→ Data entries
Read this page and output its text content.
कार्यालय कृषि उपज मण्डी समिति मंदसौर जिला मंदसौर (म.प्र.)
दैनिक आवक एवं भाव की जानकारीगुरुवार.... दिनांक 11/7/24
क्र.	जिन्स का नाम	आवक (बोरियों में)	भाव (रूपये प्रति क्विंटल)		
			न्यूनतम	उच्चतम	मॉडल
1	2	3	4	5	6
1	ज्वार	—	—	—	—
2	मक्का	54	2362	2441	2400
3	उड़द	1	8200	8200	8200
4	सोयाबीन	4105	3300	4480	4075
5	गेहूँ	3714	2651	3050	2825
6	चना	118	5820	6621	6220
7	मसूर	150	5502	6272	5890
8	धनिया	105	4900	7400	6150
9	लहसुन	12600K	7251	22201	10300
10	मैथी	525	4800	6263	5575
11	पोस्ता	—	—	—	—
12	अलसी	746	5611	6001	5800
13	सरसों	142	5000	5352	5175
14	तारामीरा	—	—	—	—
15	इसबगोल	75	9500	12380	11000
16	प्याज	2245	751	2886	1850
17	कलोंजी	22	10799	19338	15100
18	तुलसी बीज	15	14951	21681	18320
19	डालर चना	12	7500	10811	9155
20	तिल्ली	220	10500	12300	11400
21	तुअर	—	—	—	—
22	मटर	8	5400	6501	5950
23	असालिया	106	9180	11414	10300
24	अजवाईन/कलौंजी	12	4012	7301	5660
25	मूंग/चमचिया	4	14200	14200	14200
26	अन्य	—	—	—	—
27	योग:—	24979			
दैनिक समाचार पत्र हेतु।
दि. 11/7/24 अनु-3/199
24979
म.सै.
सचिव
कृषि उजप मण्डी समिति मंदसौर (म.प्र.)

→ Short exercise
Reproduce the material in full, with no word added or dropped.

→ Result of this exercise
Read this page and output its text content.
कार्यालय कृषि उपज मण्डी समिति मंदसौर जिला मंदसौर (म.प्र.)
दैनिक आवक एवं भाव की जानकारीगुरुवार.... दिनांक 11/7/24
क्र.	जिन्स का नाम	आवक (बोरियों में)	भाव (रूपये प्रति क्विंटल)		
			न्यूनतम	उच्चतम	मॉडल
1	2	3	4	5	6
1	ज्वार	—	—	—	—
2	मक्का	54	2362	2441	2400
3	उड़द	1	8200	8200	8200
4	सोयाबीन	4105	3300	4480	4075
5	गेहूँ	3714	2651	3050	2825
6	चना	118	5820	6621	6220
7	मसूर	150	5502	6272	5890
8	धनिया	105	4900	7400	6150
9	लहसुन	12600K	7251	22201	10300
10	मैथी	525	4800	6263	5575
11	पोस्ता	—	—	—	—
12	अलसी	746	5611	6001	5800
13	सरसों	142	5000	5352	5175
14	तारामीरा	—	—	—	—
15	इसबगोल	75	9500	12380	11000
16	प्याज	2245	751	2886	1850
17	कलोंजी	22	10799	19338	15100
18	तुलसी बीज	15	14951	21681	18320
19	डालर चना	12	7500	10811	9155
20	तिल्ली	220	10500	12300	11400
21	तुअर	—	—	—	—
22	मटर	8	5400	6501	5950
23	असालिया	106	9180	11414	10300
24	अजवाईन/कलौंजी	12	4012	7301	5660
25	मूंग/चमचिया	4	14200	14200	14200
26	अन्य	—	—	—	—
27	योग:—	24979			
दैनिक समाचार पत्र हेतु।
दि. 11/7/24 अनु-3/199
24979
म.सै.
सचिव
कृषि उजप मण्डी समिति मंदसौर (म.प्र.)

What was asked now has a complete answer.